(Structured figure records)
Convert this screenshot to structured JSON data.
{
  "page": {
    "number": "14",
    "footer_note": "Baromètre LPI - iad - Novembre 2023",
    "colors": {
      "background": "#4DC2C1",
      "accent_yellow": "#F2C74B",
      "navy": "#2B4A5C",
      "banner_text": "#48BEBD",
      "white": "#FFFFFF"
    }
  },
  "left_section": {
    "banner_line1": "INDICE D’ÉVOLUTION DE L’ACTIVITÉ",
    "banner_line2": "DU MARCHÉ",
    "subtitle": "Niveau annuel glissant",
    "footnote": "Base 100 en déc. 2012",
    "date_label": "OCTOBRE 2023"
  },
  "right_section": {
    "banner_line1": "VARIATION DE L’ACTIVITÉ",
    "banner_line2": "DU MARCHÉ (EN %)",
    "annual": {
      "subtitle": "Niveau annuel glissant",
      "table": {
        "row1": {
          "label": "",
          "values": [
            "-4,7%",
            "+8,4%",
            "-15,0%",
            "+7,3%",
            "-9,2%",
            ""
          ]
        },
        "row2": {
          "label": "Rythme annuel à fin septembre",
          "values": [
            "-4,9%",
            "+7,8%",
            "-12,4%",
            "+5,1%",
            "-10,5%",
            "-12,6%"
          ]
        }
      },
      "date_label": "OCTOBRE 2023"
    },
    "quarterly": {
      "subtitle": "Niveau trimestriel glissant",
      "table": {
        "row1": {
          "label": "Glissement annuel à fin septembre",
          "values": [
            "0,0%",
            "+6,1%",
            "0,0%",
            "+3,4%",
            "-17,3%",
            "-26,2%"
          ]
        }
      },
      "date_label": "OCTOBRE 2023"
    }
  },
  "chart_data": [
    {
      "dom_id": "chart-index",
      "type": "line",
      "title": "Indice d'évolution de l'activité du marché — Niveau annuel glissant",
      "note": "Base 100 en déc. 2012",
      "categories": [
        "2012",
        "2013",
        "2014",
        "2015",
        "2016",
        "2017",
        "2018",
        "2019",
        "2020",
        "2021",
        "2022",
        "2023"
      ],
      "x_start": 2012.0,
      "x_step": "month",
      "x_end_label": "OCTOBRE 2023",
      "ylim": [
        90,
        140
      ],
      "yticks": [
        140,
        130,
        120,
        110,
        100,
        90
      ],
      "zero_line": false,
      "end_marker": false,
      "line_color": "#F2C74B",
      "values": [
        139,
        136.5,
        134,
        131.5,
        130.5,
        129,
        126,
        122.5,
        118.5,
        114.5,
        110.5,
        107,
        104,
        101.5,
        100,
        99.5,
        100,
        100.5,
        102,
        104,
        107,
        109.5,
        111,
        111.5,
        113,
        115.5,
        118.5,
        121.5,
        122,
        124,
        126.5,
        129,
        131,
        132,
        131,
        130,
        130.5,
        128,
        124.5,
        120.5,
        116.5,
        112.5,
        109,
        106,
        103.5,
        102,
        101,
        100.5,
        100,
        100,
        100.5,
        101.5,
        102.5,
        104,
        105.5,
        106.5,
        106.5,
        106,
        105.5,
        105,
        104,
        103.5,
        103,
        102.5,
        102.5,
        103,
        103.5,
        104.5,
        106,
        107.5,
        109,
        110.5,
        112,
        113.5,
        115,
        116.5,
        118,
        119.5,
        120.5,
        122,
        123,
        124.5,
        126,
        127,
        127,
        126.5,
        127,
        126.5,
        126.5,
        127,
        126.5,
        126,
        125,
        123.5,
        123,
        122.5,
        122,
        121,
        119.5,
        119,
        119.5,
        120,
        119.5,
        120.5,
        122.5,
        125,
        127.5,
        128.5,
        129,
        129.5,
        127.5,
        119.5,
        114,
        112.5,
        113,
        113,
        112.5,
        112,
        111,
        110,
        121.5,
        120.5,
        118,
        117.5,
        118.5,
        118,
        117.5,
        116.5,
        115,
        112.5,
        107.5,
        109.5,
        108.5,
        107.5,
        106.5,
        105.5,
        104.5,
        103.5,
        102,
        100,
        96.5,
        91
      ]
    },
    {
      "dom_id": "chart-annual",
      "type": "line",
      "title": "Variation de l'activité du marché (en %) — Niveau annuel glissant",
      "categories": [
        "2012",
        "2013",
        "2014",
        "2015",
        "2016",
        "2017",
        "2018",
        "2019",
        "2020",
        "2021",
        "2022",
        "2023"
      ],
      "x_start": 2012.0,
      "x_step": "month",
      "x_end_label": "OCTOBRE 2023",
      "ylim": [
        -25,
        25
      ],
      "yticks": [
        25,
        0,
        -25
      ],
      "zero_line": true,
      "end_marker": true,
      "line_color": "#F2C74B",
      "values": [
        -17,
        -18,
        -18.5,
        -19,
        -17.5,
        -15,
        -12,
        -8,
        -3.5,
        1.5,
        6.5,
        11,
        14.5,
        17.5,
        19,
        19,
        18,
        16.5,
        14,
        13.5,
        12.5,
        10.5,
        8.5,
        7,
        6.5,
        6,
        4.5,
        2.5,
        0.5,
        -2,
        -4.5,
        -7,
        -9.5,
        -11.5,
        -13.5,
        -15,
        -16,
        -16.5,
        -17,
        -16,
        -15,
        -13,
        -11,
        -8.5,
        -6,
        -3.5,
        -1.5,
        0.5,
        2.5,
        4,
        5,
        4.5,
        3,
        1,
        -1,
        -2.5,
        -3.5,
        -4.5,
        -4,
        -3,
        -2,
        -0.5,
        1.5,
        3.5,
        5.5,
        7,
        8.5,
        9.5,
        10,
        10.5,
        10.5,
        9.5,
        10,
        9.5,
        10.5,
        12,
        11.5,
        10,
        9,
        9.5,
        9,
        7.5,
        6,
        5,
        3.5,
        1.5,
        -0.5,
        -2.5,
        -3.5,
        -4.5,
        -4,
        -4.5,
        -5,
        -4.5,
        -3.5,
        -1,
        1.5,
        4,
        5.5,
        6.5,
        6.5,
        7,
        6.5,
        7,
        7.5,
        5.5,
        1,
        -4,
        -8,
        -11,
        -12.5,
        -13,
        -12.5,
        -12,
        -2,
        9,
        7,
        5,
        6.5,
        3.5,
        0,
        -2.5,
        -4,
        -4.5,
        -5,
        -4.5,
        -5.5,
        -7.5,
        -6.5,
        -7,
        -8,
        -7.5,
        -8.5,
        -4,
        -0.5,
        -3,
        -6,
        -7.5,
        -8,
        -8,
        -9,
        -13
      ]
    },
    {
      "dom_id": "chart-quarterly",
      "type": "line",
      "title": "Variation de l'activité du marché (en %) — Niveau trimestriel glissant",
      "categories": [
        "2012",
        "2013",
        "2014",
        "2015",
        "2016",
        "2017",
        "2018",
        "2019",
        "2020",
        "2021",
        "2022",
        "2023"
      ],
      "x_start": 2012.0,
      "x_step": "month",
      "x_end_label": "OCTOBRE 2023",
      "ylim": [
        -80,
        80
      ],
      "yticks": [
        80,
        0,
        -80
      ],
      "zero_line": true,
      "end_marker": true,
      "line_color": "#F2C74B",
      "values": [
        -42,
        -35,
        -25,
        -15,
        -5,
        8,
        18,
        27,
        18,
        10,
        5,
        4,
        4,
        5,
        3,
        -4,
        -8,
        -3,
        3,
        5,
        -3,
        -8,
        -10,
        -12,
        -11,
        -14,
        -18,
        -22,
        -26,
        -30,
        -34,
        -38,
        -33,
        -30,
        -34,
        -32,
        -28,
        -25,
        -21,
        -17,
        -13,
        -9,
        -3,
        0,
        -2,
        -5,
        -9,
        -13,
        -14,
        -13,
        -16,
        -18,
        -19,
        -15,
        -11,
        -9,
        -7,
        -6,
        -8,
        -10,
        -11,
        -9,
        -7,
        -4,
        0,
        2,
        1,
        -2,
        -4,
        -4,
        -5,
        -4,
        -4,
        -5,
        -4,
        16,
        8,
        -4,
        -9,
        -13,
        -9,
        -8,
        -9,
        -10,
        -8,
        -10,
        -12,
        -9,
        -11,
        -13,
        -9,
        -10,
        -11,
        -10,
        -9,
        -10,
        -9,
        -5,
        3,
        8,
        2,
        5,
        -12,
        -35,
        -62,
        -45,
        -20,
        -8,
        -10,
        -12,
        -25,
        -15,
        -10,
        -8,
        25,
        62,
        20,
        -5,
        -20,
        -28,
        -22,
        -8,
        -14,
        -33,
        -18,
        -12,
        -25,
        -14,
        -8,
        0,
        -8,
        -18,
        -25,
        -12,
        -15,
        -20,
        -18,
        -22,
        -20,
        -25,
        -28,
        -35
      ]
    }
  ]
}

§ Short problem
Wherever "annuel" shows up in a line, copy that line.

§ Output below
    "subtitle": "Niveau annuel glissant",
      "subtitle": "Niveau annuel glissant",
          "label": "Rythme annuel à fin septembre",
          "label": "Glissement annuel à fin septembre",
      "title": "Indice d'évolution de l'activité du marché — Niveau annuel glissant",
      "title": "Variation de l'activité du marché (en %) — Niveau annuel glissant",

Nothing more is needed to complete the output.